Instructions to follow -
Write out every entry precisely as given, leaving the pictures out.

Figure collection entries -

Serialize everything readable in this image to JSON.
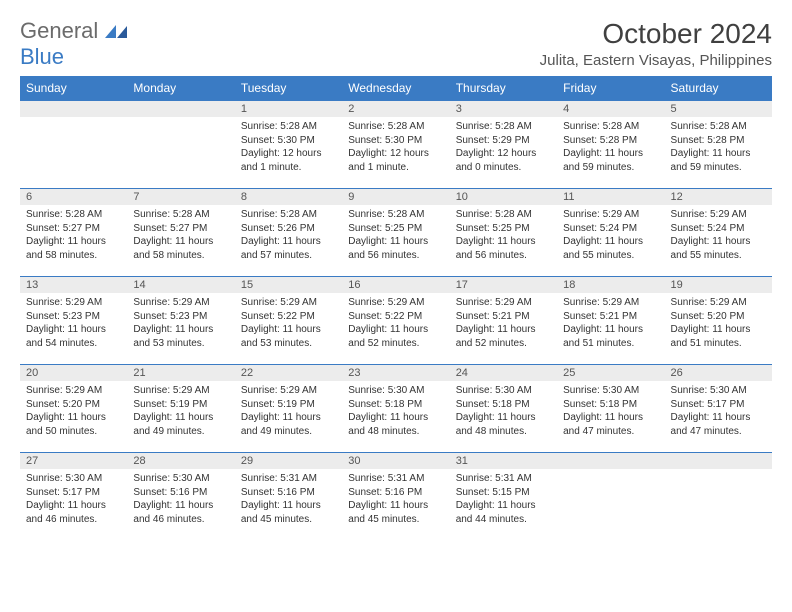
{
  "brand": {
    "name_top": "General",
    "name_bottom": "Blue"
  },
  "header": {
    "month_title": "October 2024",
    "location": "Julita, Eastern Visayas, Philippines"
  },
  "colors": {
    "header_bg": "#3a7bc4",
    "header_fg": "#ffffff",
    "stripe_bg": "#ececec",
    "rule": "#3a7bc4",
    "text": "#333333",
    "logo_gray": "#6b6b6b",
    "logo_blue": "#3a7bc4"
  },
  "typography": {
    "month_title_fontsize": 28,
    "location_fontsize": 15,
    "day_header_fontsize": 12,
    "daynum_fontsize": 11,
    "body_fontsize": 10
  },
  "day_headers": [
    "Sunday",
    "Monday",
    "Tuesday",
    "Wednesday",
    "Thursday",
    "Friday",
    "Saturday"
  ],
  "weeks": [
    [
      null,
      null,
      {
        "d": "1",
        "sr": "5:28 AM",
        "ss": "5:30 PM",
        "dl": "12 hours and 1 minute."
      },
      {
        "d": "2",
        "sr": "5:28 AM",
        "ss": "5:30 PM",
        "dl": "12 hours and 1 minute."
      },
      {
        "d": "3",
        "sr": "5:28 AM",
        "ss": "5:29 PM",
        "dl": "12 hours and 0 minutes."
      },
      {
        "d": "4",
        "sr": "5:28 AM",
        "ss": "5:28 PM",
        "dl": "11 hours and 59 minutes."
      },
      {
        "d": "5",
        "sr": "5:28 AM",
        "ss": "5:28 PM",
        "dl": "11 hours and 59 minutes."
      }
    ],
    [
      {
        "d": "6",
        "sr": "5:28 AM",
        "ss": "5:27 PM",
        "dl": "11 hours and 58 minutes."
      },
      {
        "d": "7",
        "sr": "5:28 AM",
        "ss": "5:27 PM",
        "dl": "11 hours and 58 minutes."
      },
      {
        "d": "8",
        "sr": "5:28 AM",
        "ss": "5:26 PM",
        "dl": "11 hours and 57 minutes."
      },
      {
        "d": "9",
        "sr": "5:28 AM",
        "ss": "5:25 PM",
        "dl": "11 hours and 56 minutes."
      },
      {
        "d": "10",
        "sr": "5:28 AM",
        "ss": "5:25 PM",
        "dl": "11 hours and 56 minutes."
      },
      {
        "d": "11",
        "sr": "5:29 AM",
        "ss": "5:24 PM",
        "dl": "11 hours and 55 minutes."
      },
      {
        "d": "12",
        "sr": "5:29 AM",
        "ss": "5:24 PM",
        "dl": "11 hours and 55 minutes."
      }
    ],
    [
      {
        "d": "13",
        "sr": "5:29 AM",
        "ss": "5:23 PM",
        "dl": "11 hours and 54 minutes."
      },
      {
        "d": "14",
        "sr": "5:29 AM",
        "ss": "5:23 PM",
        "dl": "11 hours and 53 minutes."
      },
      {
        "d": "15",
        "sr": "5:29 AM",
        "ss": "5:22 PM",
        "dl": "11 hours and 53 minutes."
      },
      {
        "d": "16",
        "sr": "5:29 AM",
        "ss": "5:22 PM",
        "dl": "11 hours and 52 minutes."
      },
      {
        "d": "17",
        "sr": "5:29 AM",
        "ss": "5:21 PM",
        "dl": "11 hours and 52 minutes."
      },
      {
        "d": "18",
        "sr": "5:29 AM",
        "ss": "5:21 PM",
        "dl": "11 hours and 51 minutes."
      },
      {
        "d": "19",
        "sr": "5:29 AM",
        "ss": "5:20 PM",
        "dl": "11 hours and 51 minutes."
      }
    ],
    [
      {
        "d": "20",
        "sr": "5:29 AM",
        "ss": "5:20 PM",
        "dl": "11 hours and 50 minutes."
      },
      {
        "d": "21",
        "sr": "5:29 AM",
        "ss": "5:19 PM",
        "dl": "11 hours and 49 minutes."
      },
      {
        "d": "22",
        "sr": "5:29 AM",
        "ss": "5:19 PM",
        "dl": "11 hours and 49 minutes."
      },
      {
        "d": "23",
        "sr": "5:30 AM",
        "ss": "5:18 PM",
        "dl": "11 hours and 48 minutes."
      },
      {
        "d": "24",
        "sr": "5:30 AM",
        "ss": "5:18 PM",
        "dl": "11 hours and 48 minutes."
      },
      {
        "d": "25",
        "sr": "5:30 AM",
        "ss": "5:18 PM",
        "dl": "11 hours and 47 minutes."
      },
      {
        "d": "26",
        "sr": "5:30 AM",
        "ss": "5:17 PM",
        "dl": "11 hours and 47 minutes."
      }
    ],
    [
      {
        "d": "27",
        "sr": "5:30 AM",
        "ss": "5:17 PM",
        "dl": "11 hours and 46 minutes."
      },
      {
        "d": "28",
        "sr": "5:30 AM",
        "ss": "5:16 PM",
        "dl": "11 hours and 46 minutes."
      },
      {
        "d": "29",
        "sr": "5:31 AM",
        "ss": "5:16 PM",
        "dl": "11 hours and 45 minutes."
      },
      {
        "d": "30",
        "sr": "5:31 AM",
        "ss": "5:16 PM",
        "dl": "11 hours and 45 minutes."
      },
      {
        "d": "31",
        "sr": "5:31 AM",
        "ss": "5:15 PM",
        "dl": "11 hours and 44 minutes."
      },
      null,
      null
    ]
  ],
  "labels": {
    "sunrise_prefix": "Sunrise: ",
    "sunset_prefix": "Sunset: ",
    "daylight_prefix": "Daylight: "
  }
}
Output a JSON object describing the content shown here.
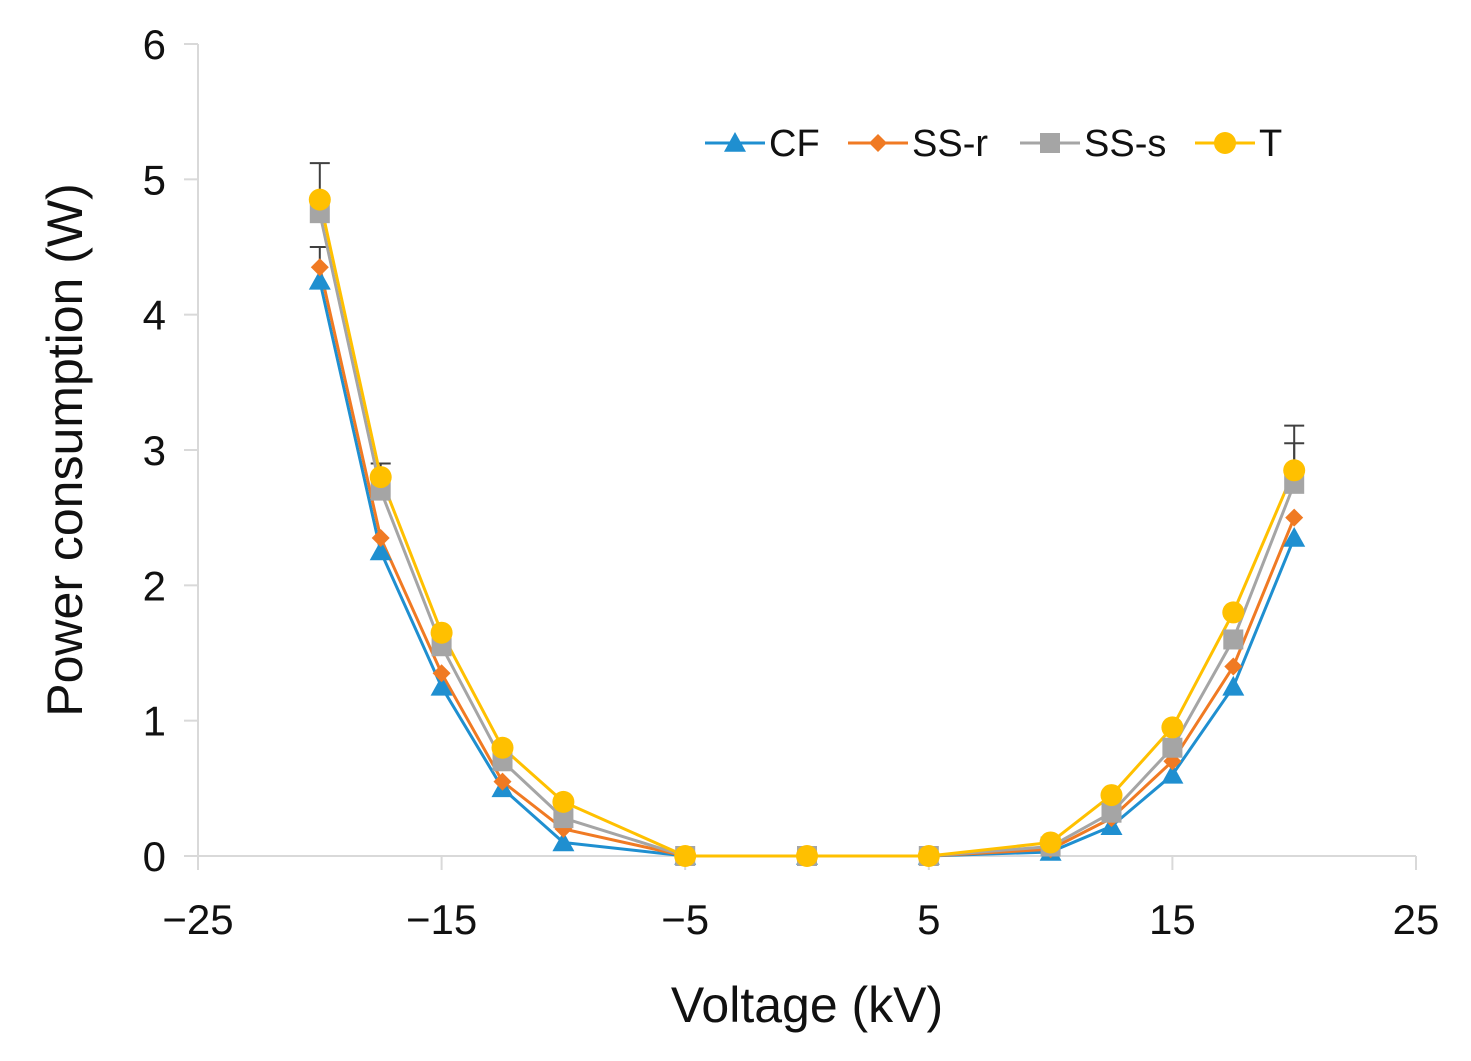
{
  "chart_data": {
    "type": "line",
    "title": "",
    "xlabel": "Voltage (kV)",
    "ylabel": "Power consumption (W)",
    "xlim": [
      -25,
      25
    ],
    "ylim": [
      0,
      6
    ],
    "x_ticks": [
      -25,
      -15,
      -5,
      5,
      15,
      25
    ],
    "x_tick_labels": [
      "−25",
      "−15",
      "−5",
      "5",
      "15",
      "25"
    ],
    "y_ticks": [
      0,
      1,
      2,
      3,
      4,
      5,
      6
    ],
    "y_tick_labels": [
      "0",
      "1",
      "2",
      "3",
      "4",
      "5",
      "6"
    ],
    "grid": false,
    "legend_position": "top-right",
    "x": [
      -20,
      -17.5,
      -15,
      -12.5,
      -10,
      -5,
      0,
      5,
      10,
      12.5,
      15,
      17.5,
      20
    ],
    "series": [
      {
        "name": "CF",
        "color": "#1f8fd0",
        "marker": "triangle",
        "values": [
          4.25,
          2.25,
          1.25,
          0.5,
          0.1,
          0,
          0,
          0,
          0.03,
          0.22,
          0.6,
          1.25,
          2.35
        ]
      },
      {
        "name": "SS-r",
        "color": "#f07a23",
        "marker": "diamond",
        "values": [
          4.35,
          2.35,
          1.35,
          0.55,
          0.2,
          0,
          0,
          0,
          0.05,
          0.28,
          0.7,
          1.4,
          2.5
        ]
      },
      {
        "name": "SS-s",
        "color": "#a5a5a5",
        "marker": "square",
        "values": [
          4.75,
          2.7,
          1.55,
          0.7,
          0.28,
          0,
          0,
          0,
          0.07,
          0.32,
          0.8,
          1.6,
          2.75
        ]
      },
      {
        "name": "T",
        "color": "#ffc000",
        "marker": "circle",
        "values": [
          4.85,
          2.8,
          1.65,
          0.8,
          0.4,
          0,
          0,
          0,
          0.1,
          0.45,
          0.95,
          1.8,
          2.85
        ]
      }
    ],
    "error_bars": [
      {
        "x": -20,
        "y": 4.85,
        "upper": 5.12
      },
      {
        "x": -20,
        "y": 4.35,
        "upper": 4.5
      },
      {
        "x": -17.5,
        "y": 2.8,
        "upper": 2.9
      },
      {
        "x": 20,
        "y": 2.85,
        "upper": 3.18
      },
      {
        "x": 20,
        "y": 2.75,
        "upper": 3.05
      }
    ],
    "axis_color": "#d9d9d9",
    "error_bar_color": "#404040"
  }
}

Answer to the task -
Serialize everything readable in this image to JSON.
{
  "brand": {
    "name_top": "General",
    "name_bottom": "Blue"
  },
  "header": {
    "month_title": "October 2024",
    "location": "Julita, Eastern Visayas, Philippines"
  },
  "colors": {
    "header_bg": "#3a7bc4",
    "header_fg": "#ffffff",
    "stripe_bg": "#ececec",
    "rule": "#3a7bc4",
    "text": "#333333",
    "logo_gray": "#6b6b6b",
    "logo_blue": "#3a7bc4"
  },
  "typography": {
    "month_title_fontsize": 28,
    "location_fontsize": 15,
    "day_header_fontsize": 12,
    "daynum_fontsize": 11,
    "body_fontsize": 10
  },
  "day_headers": [
    "Sunday",
    "Monday",
    "Tuesday",
    "Wednesday",
    "Thursday",
    "Friday",
    "Saturday"
  ],
  "weeks": [
    [
      null,
      null,
      {
        "d": "1",
        "sr": "5:28 AM",
        "ss": "5:30 PM",
        "dl": "12 hours and 1 minute."
      },
      {
        "d": "2",
        "sr": "5:28 AM",
        "ss": "5:30 PM",
        "dl": "12 hours and 1 minute."
      },
      {
        "d": "3",
        "sr": "5:28 AM",
        "ss": "5:29 PM",
        "dl": "12 hours and 0 minutes."
      },
      {
        "d": "4",
        "sr": "5:28 AM",
        "ss": "5:28 PM",
        "dl": "11 hours and 59 minutes."
      },
      {
        "d": "5",
        "sr": "5:28 AM",
        "ss": "5:28 PM",
        "dl": "11 hours and 59 minutes."
      }
    ],
    [
      {
        "d": "6",
        "sr": "5:28 AM",
        "ss": "5:27 PM",
        "dl": "11 hours and 58 minutes."
      },
      {
        "d": "7",
        "sr": "5:28 AM",
        "ss": "5:27 PM",
        "dl": "11 hours and 58 minutes."
      },
      {
        "d": "8",
        "sr": "5:28 AM",
        "ss": "5:26 PM",
        "dl": "11 hours and 57 minutes."
      },
      {
        "d": "9",
        "sr": "5:28 AM",
        "ss": "5:25 PM",
        "dl": "11 hours and 56 minutes."
      },
      {
        "d": "10",
        "sr": "5:28 AM",
        "ss": "5:25 PM",
        "dl": "11 hours and 56 minutes."
      },
      {
        "d": "11",
        "sr": "5:29 AM",
        "ss": "5:24 PM",
        "dl": "11 hours and 55 minutes."
      },
      {
        "d": "12",
        "sr": "5:29 AM",
        "ss": "5:24 PM",
        "dl": "11 hours and 55 minutes."
      }
    ],
    [
      {
        "d": "13",
        "sr": "5:29 AM",
        "ss": "5:23 PM",
        "dl": "11 hours and 54 minutes."
      },
      {
        "d": "14",
        "sr": "5:29 AM",
        "ss": "5:23 PM",
        "dl": "11 hours and 53 minutes."
      },
      {
        "d": "15",
        "sr": "5:29 AM",
        "ss": "5:22 PM",
        "dl": "11 hours and 53 minutes."
      },
      {
        "d": "16",
        "sr": "5:29 AM",
        "ss": "5:22 PM",
        "dl": "11 hours and 52 minutes."
      },
      {
        "d": "17",
        "sr": "5:29 AM",
        "ss": "5:21 PM",
        "dl": "11 hours and 52 minutes."
      },
      {
        "d": "18",
        "sr": "5:29 AM",
        "ss": "5:21 PM",
        "dl": "11 hours and 51 minutes."
      },
      {
        "d": "19",
        "sr": "5:29 AM",
        "ss": "5:20 PM",
        "dl": "11 hours and 51 minutes."
      }
    ],
    [
      {
        "d": "20",
        "sr": "5:29 AM",
        "ss": "5:20 PM",
        "dl": "11 hours and 50 minutes."
      },
      {
        "d": "21",
        "sr": "5:29 AM",
        "ss": "5:19 PM",
        "dl": "11 hours and 49 minutes."
      },
      {
        "d": "22",
        "sr": "5:29 AM",
        "ss": "5:19 PM",
        "dl": "11 hours and 49 minutes."
      },
      {
        "d": "23",
        "sr": "5:30 AM",
        "ss": "5:18 PM",
        "dl": "11 hours and 48 minutes."
      },
      {
        "d": "24",
        "sr": "5:30 AM",
        "ss": "5:18 PM",
        "dl": "11 hours and 48 minutes."
      },
      {
        "d": "25",
        "sr": "5:30 AM",
        "ss": "5:18 PM",
        "dl": "11 hours and 47 minutes."
      },
      {
        "d": "26",
        "sr": "5:30 AM",
        "ss": "5:17 PM",
        "dl": "11 hours and 47 minutes."
      }
    ],
    [
      {
        "d": "27",
        "sr": "5:30 AM",
        "ss": "5:17 PM",
        "dl": "11 hours and 46 minutes."
      },
      {
        "d": "28",
        "sr": "5:30 AM",
        "ss": "5:16 PM",
        "dl": "11 hours and 46 minutes."
      },
      {
        "d": "29",
        "sr": "5:31 AM",
        "ss": "5:16 PM",
        "dl": "11 hours and 45 minutes."
      },
      {
        "d": "30",
        "sr": "5:31 AM",
        "ss": "5:16 PM",
        "dl": "11 hours and 45 minutes."
      },
      {
        "d": "31",
        "sr": "5:31 AM",
        "ss": "5:15 PM",
        "dl": "11 hours and 44 minutes."
      },
      null,
      null
    ]
  ],
  "labels": {
    "sunrise_prefix": "Sunrise: ",
    "sunset_prefix": "Sunset: ",
    "daylight_prefix": "Daylight: "
  }
}
Output a JSON object describing the content shown here.
{
  "chart_data": {
    "type": "line",
    "title": "",
    "xlabel": "Voltage (kV)",
    "ylabel": "Power consumption (W)",
    "xlim": [
      -25,
      25
    ],
    "ylim": [
      0,
      6
    ],
    "x_ticks": [
      -25,
      -15,
      -5,
      5,
      15,
      25
    ],
    "x_tick_labels": [
      "−25",
      "−15",
      "−5",
      "5",
      "15",
      "25"
    ],
    "y_ticks": [
      0,
      1,
      2,
      3,
      4,
      5,
      6
    ],
    "y_tick_labels": [
      "0",
      "1",
      "2",
      "3",
      "4",
      "5",
      "6"
    ],
    "grid": false,
    "legend_position": "top-right",
    "x": [
      -20,
      -17.5,
      -15,
      -12.5,
      -10,
      -5,
      0,
      5,
      10,
      12.5,
      15,
      17.5,
      20
    ],
    "series": [
      {
        "name": "CF",
        "color": "#1f8fd0",
        "marker": "triangle",
        "values": [
          4.25,
          2.25,
          1.25,
          0.5,
          0.1,
          0,
          0,
          0,
          0.03,
          0.22,
          0.6,
          1.25,
          2.35
        ]
      },
      {
        "name": "SS-r",
        "color": "#f07a23",
        "marker": "diamond",
        "values": [
          4.35,
          2.35,
          1.35,
          0.55,
          0.2,
          0,
          0,
          0,
          0.05,
          0.28,
          0.7,
          1.4,
          2.5
        ]
      },
      {
        "name": "SS-s",
        "color": "#a5a5a5",
        "marker": "square",
        "values": [
          4.75,
          2.7,
          1.55,
          0.7,
          0.28,
          0,
          0,
          0,
          0.07,
          0.32,
          0.8,
          1.6,
          2.75
        ]
      },
      {
        "name": "T",
        "color": "#ffc000",
        "marker": "circle",
        "values": [
          4.85,
          2.8,
          1.65,
          0.8,
          0.4,
          0,
          0,
          0,
          0.1,
          0.45,
          0.95,
          1.8,
          2.85
        ]
      }
    ],
    "error_bars": [
      {
        "x": -20,
        "y": 4.85,
        "upper": 5.12
      },
      {
        "x": -20,
        "y": 4.35,
        "upper": 4.5
      },
      {
        "x": -17.5,
        "y": 2.8,
        "upper": 2.9
      },
      {
        "x": 20,
        "y": 2.85,
        "upper": 3.18
      },
      {
        "x": 20,
        "y": 2.75,
        "upper": 3.05
      }
    ],
    "axis_color": "#d9d9d9",
    "error_bar_color": "#404040"
  }
}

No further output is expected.